▶ _İstek 1_:
Röportaj metninin "-Komşuluk dediğimiz" ile başlayıp "insan mutlu olur." ifadesine kadar devam eden kısmını yeniden yazın. Yazarken "Tek başına" ifadesini "Yalnız başına" ile değiştirin.

--- Belge Bölümü ---

1
Monolog Röportajcınız Mehmet ile Röportaj Keyfi-1-Bölüm
Siz değerli halkımın
içinden gönlünden koparak, sokaklarda röportaj yapan röportajcınız Mehmet’iniz
yani sizin Mehmet’iniz, siz halkın içinde sokakta arayarak bulduğu amatör veya
profesyonel şairlerle röportajı devam ediyor. Bugünkü konuğum, adaşım emekli
şair Kul Mehmet tabi siz onu yakından tanıyorsunuz. Daha da yakından tanımak için,
aklınıza takılanları sormak için sizin adınıza buradayım. Neyse sizleri fazla
yormadan başlayalım isterseniz sevgili okuyuclarımızzzzz. Lütfen şu ekoyu
kapatırmıssınız, duyunca ürküyorum…
-Sayın Kul Mehmet Bey
öncelikle hoş geldiniz, bir şair olarak her bir şairin bir gezgin olarak
gördüğünüzü söylüyorsunuz, bize bunu açıklar mısınız?
-Teşekkürler ederim,
benimle bu röportajı yapmak için zaman ayırdığınız için, hoş bulduk. Kıymetli
okuyucularımızda sohbetimize hoş geldiler. Şair nedir diye bana sorarsanız,
bence şair gönüllere şiirler yazan, bu şiirlerle gönlü ruhu okşayan bir ağır
işçidir derim. Gecesini gündüzüne, gündüzünü gecesine katarak yazan, ilham
geldiğinde yatağa yatmak için giderken defalarca gidip gelen ve uyumayı
unutarak yazandır derim. Yani bir türlü gönülleri gezen, hüzünlü gönüle neşeli
şiirler yazan, çok neşeli bir gönüle de az hüzünlü şiirler yazarak, neşeli
olana hüznü anlatan, hüzünlü olana da neşeli olmayı sağlık vererek gönlünü
okşayarak, okuyucunun bir an derdini gönlünden alan şair, kendi gönlüne alarak
insanların gönlünü hoş tutmak için çalışan, gönüllerin sancısını çeken bir
işçidir derim ben.
-Çok güzel anlattınız. Peki,
komşuluk hakkında, yazarların bir birleri ile karşılıklı muhabbetleri hakkında
neler söyleyeceksiniz.
-Komşuluk dediğimiz
olay eskilerde kaldı ve günümüzde böyle bir yaşama tarzı yoktur. O güzel insanlar
güzellikleriyle geldiler ve gittiler. Herkes bireysel yaşayarak, bireysel
olarak kendini mutlu etmeye çalışırken- Tek başına mutlu olunmayacağını bilerek
veya bilmeyerek- çırpınan ve mutlu olmanın yolunu bulamadan mutsuz, yalnız
sadece ailesi ile yaşayan insanlar haline geldik. Tek başına mutlu olunmaz,
birlik beraberlik ve beraber olanların, tek vücut halinde birbirini sevmesi
sayması hal hatırını sorması, derdi sıkıntısı varsa çözmesi ile insan mutlu olur.

--- Görev Malzemesi ---

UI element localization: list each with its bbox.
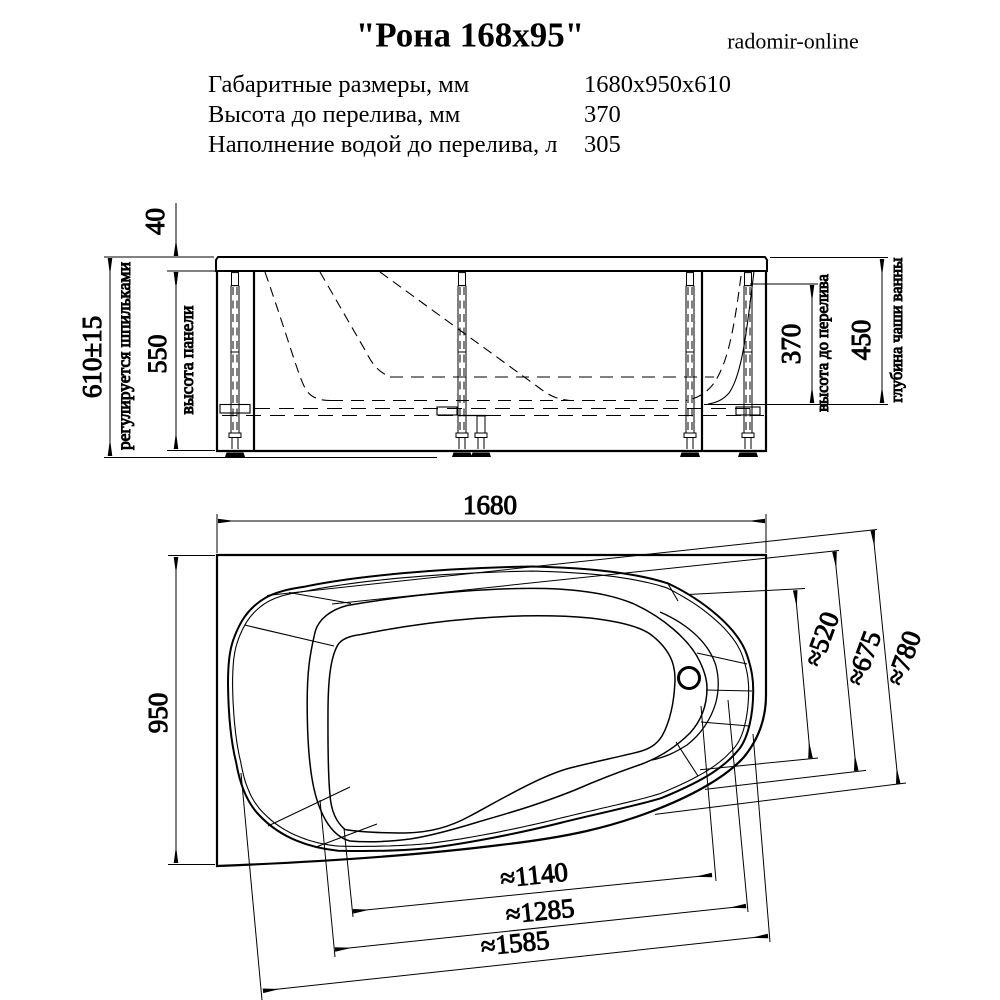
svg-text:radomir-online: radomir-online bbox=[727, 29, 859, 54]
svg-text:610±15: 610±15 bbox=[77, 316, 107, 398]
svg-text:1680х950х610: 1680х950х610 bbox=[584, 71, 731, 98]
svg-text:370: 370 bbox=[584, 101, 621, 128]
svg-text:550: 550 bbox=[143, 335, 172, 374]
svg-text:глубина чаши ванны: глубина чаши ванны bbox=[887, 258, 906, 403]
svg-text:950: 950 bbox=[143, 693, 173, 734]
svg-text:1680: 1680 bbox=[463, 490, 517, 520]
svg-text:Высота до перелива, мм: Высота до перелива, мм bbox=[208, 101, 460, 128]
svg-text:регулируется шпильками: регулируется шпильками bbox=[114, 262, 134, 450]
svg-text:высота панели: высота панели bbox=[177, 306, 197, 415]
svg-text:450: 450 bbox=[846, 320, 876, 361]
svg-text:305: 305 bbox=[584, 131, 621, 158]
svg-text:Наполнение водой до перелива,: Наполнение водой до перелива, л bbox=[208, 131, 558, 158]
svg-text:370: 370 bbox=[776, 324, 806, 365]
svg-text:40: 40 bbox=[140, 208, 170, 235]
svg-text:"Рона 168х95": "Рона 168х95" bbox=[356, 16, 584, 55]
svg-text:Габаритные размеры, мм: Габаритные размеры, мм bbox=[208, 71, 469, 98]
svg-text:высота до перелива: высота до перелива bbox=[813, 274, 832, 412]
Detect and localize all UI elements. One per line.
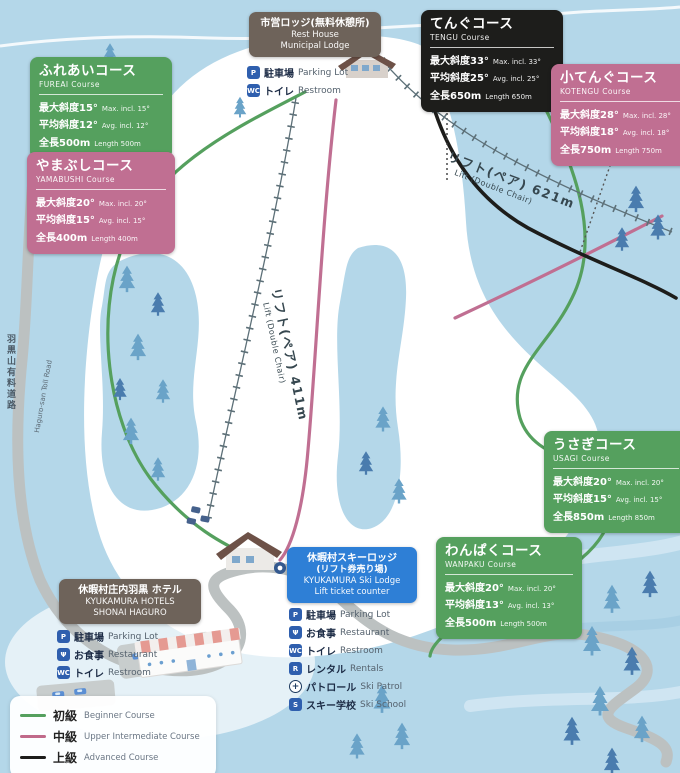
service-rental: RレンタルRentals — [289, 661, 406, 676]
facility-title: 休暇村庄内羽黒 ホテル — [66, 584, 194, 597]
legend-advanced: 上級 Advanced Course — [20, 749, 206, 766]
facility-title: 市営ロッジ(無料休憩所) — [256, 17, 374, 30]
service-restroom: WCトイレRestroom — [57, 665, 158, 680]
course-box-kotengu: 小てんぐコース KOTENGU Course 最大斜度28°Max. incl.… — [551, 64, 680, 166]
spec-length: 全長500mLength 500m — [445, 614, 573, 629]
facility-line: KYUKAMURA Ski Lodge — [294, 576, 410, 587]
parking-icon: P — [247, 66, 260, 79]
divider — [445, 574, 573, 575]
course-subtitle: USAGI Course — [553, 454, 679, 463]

---

▶ _İstek 2_:
Kayıtlarda "service-rental: RレンタルRentals —" geçen satırdan başlayıp kayıtların son satırına kadar uzanan satırları değiştirmeden tekrarlayın. İlk ve son satır da dahildir.

▶ _Doğru Yanıt 1_:
-Komşuluk dediğimiz
olay eskilerde kaldı ve günümüzde böyle bir yaşama tarzı yoktur. O güzel insanlar
güzellikleriyle geldiler ve gittiler. Herkes bireysel yaşayarak, bireysel
olarak kendini mutlu etmeye çalışırken- Yalnız başına mutlu olunmayacağını bilerek
veya bilmeyerek- çırpınan ve mutlu olmanın yolunu bulamadan mutsuz, yalnız
sadece ailesi ile yaşayan insanlar haline geldik. Yalnız başına mutlu olunmaz,
birlik beraberlik ve beraber olanların, tek vücut halinde birbirini sevmesi
sayması hal hatırını sorması, derdi sıkıntısı varsa çözmesi ile insan mutlu olur.

▶ _Doğru Yanıt 2_:
service-rental: RレンタルRentals — [289, 661, 406, 676]
facility-title: 休暇村庄内羽黒 ホテル — [66, 584, 194, 597]
legend-advanced: 上級 Advanced Course — [20, 749, 206, 766]
facility-title: 市営ロッジ(無料休憩所) — [256, 17, 374, 30]
service-restroom: WCトイレRestroom — [57, 665, 158, 680]
course-box-kotengu: 小てんぐコース KOTENGU Course 最大斜度28°Max. incl.… — [551, 64, 680, 166]
spec-length: 全長500mLength 500m — [445, 614, 573, 629]
facility-line: KYUKAMURA Ski Lodge — [294, 576, 410, 587]
parking-icon: P — [247, 66, 260, 79]
divider — [445, 574, 573, 575]
course-subtitle: USAGI Course — [553, 454, 679, 463]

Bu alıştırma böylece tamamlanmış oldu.